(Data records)
──────────

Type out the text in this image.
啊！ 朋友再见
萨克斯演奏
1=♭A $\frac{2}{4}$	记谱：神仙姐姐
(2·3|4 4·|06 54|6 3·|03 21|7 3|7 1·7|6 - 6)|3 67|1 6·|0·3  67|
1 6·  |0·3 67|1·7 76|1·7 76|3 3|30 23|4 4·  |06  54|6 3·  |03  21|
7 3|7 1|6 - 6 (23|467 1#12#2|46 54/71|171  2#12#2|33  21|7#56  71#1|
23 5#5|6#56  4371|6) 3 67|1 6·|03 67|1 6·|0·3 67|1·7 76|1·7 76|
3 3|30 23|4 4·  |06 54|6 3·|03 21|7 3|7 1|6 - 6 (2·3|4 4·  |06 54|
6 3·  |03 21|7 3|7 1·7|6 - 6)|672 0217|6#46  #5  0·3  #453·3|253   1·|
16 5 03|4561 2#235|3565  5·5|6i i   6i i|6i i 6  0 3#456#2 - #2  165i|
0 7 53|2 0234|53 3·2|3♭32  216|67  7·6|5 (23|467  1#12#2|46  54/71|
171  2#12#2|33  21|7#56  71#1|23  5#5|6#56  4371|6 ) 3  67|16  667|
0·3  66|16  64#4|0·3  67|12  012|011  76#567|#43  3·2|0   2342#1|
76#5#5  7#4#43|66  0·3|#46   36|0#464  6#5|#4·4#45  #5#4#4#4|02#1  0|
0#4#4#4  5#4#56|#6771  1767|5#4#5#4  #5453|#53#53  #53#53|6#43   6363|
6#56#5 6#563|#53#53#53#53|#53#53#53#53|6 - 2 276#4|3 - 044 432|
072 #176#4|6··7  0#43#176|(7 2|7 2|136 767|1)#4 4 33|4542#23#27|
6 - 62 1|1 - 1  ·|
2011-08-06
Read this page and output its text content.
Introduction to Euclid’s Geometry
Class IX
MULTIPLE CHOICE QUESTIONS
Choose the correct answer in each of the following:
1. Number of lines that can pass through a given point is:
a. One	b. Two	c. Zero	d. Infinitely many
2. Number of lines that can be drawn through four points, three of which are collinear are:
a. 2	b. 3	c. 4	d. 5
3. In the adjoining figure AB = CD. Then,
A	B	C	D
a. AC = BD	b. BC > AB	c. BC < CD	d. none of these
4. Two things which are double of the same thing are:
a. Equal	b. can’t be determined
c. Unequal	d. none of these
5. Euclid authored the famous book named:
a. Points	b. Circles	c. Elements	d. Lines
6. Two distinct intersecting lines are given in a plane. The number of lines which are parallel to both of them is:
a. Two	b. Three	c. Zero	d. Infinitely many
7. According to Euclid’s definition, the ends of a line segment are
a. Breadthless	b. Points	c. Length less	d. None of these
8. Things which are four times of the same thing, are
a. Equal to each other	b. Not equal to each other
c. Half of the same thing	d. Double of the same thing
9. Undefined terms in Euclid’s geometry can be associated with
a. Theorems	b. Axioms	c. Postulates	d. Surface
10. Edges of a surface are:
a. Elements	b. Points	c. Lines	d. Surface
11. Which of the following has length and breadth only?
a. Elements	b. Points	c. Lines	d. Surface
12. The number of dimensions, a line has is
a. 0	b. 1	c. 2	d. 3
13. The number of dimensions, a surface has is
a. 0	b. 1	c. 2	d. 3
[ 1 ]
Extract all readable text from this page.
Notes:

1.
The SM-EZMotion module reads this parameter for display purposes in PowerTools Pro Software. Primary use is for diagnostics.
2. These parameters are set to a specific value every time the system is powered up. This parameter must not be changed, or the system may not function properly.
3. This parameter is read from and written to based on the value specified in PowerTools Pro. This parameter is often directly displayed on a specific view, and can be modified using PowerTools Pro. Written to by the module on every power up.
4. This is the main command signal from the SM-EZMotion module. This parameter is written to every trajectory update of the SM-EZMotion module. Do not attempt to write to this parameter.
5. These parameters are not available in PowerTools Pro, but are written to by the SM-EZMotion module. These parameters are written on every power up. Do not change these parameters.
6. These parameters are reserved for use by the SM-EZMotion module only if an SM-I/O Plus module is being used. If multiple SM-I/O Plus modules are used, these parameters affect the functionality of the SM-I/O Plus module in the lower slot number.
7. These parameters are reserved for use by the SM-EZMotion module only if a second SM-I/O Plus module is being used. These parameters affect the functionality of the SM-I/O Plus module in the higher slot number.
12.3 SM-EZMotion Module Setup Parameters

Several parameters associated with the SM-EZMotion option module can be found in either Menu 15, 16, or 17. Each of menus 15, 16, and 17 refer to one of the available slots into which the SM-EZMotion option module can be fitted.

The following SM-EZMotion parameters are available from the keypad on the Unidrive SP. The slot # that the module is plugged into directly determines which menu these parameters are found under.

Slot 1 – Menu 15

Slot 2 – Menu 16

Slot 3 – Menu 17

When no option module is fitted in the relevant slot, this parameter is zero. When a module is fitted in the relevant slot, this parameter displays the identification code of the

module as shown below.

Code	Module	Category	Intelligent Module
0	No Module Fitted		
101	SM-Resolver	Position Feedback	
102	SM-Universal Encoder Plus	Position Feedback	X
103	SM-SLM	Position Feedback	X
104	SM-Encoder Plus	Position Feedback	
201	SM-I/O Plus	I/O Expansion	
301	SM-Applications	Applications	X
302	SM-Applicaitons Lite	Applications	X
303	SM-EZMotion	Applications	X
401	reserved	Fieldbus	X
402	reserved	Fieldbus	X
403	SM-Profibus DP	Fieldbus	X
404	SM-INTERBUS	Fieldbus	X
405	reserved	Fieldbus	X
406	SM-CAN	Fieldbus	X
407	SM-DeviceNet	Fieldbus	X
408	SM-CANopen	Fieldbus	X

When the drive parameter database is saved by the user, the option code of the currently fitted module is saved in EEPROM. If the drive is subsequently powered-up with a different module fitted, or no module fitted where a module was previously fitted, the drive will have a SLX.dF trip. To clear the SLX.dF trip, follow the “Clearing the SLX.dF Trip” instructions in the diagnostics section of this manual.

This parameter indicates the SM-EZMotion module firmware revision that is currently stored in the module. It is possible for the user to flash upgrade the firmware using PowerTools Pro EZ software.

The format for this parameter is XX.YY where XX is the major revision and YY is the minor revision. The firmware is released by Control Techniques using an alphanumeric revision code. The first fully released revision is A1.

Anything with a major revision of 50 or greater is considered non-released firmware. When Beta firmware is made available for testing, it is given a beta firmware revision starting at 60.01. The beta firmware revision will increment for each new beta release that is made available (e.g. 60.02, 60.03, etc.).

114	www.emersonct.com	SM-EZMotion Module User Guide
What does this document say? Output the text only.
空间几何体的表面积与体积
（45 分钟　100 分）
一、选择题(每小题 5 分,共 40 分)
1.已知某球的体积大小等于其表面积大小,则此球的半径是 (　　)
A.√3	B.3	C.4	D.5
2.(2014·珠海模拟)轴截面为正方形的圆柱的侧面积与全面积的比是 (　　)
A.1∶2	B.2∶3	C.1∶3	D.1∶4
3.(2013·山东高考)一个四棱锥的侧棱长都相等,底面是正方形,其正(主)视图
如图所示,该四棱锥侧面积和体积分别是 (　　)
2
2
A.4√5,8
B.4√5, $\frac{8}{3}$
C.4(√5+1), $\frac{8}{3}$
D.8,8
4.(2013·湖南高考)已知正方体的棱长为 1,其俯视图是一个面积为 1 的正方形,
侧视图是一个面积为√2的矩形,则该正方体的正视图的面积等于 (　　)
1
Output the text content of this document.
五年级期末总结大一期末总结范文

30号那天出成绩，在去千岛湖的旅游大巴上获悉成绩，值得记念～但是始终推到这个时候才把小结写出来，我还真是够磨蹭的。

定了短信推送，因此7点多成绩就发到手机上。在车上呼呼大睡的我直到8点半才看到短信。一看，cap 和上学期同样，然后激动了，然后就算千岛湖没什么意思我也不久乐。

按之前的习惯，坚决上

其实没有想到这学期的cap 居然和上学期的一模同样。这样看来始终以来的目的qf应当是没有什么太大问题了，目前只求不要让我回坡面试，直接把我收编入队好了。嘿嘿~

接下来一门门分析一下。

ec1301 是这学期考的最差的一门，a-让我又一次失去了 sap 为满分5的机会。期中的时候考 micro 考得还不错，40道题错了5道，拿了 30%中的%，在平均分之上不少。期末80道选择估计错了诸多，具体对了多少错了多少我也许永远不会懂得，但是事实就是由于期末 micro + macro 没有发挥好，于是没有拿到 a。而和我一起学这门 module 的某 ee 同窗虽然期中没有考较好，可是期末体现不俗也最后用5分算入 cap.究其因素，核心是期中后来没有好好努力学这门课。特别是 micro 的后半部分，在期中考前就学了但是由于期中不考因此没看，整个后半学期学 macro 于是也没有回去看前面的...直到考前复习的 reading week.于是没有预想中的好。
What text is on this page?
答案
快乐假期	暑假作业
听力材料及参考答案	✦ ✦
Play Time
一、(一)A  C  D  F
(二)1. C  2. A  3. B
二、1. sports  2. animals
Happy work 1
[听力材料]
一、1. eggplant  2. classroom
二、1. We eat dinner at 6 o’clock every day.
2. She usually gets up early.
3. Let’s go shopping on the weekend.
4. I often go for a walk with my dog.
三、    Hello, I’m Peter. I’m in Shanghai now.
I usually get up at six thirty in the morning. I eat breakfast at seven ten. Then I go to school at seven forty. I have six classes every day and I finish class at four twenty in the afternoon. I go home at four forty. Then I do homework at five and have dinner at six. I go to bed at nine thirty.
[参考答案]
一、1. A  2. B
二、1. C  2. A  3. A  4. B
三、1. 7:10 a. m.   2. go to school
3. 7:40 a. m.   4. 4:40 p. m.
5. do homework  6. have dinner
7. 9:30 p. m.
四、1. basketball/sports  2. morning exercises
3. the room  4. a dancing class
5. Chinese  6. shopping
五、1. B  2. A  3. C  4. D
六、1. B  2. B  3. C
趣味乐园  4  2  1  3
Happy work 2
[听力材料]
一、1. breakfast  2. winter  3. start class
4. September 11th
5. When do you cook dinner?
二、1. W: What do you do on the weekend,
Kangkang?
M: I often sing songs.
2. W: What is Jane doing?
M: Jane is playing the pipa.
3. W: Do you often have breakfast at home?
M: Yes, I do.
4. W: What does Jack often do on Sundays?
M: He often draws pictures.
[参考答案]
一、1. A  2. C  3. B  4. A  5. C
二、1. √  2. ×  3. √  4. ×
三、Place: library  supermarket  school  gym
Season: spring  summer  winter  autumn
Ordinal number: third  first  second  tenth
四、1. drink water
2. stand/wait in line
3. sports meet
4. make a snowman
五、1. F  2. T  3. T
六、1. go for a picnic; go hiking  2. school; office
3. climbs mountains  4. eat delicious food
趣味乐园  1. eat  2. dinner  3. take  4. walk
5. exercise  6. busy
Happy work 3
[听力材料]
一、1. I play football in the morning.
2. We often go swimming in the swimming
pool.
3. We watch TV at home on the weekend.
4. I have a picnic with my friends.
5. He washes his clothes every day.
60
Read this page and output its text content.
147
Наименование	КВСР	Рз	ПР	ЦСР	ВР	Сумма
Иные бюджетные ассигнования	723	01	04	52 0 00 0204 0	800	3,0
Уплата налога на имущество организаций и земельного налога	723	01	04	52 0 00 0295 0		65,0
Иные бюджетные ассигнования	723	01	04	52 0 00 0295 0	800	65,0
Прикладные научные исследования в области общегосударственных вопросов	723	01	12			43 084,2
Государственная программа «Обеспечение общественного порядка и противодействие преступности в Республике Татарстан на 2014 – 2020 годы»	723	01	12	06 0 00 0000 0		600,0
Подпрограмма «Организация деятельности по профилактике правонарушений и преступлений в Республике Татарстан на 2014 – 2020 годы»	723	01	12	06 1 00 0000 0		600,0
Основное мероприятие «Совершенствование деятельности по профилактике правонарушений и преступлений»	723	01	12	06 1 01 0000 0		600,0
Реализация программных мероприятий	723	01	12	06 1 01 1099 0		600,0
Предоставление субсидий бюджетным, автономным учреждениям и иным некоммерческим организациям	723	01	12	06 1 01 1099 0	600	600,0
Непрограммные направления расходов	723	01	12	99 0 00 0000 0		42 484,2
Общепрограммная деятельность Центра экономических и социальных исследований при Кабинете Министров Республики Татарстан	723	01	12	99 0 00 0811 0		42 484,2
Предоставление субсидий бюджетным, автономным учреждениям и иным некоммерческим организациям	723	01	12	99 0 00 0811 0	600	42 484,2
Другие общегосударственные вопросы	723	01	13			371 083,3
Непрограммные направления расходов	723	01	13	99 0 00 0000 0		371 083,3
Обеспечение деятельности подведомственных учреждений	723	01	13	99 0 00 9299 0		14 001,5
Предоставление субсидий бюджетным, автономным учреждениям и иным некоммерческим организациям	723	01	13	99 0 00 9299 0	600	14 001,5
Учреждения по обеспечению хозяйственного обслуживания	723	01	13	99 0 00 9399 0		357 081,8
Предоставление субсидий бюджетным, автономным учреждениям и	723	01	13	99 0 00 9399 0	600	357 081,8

──────────

Provide the count, and nothing else, of lines in the data above where the word "from" occurs.

WORKED ANSWER:
4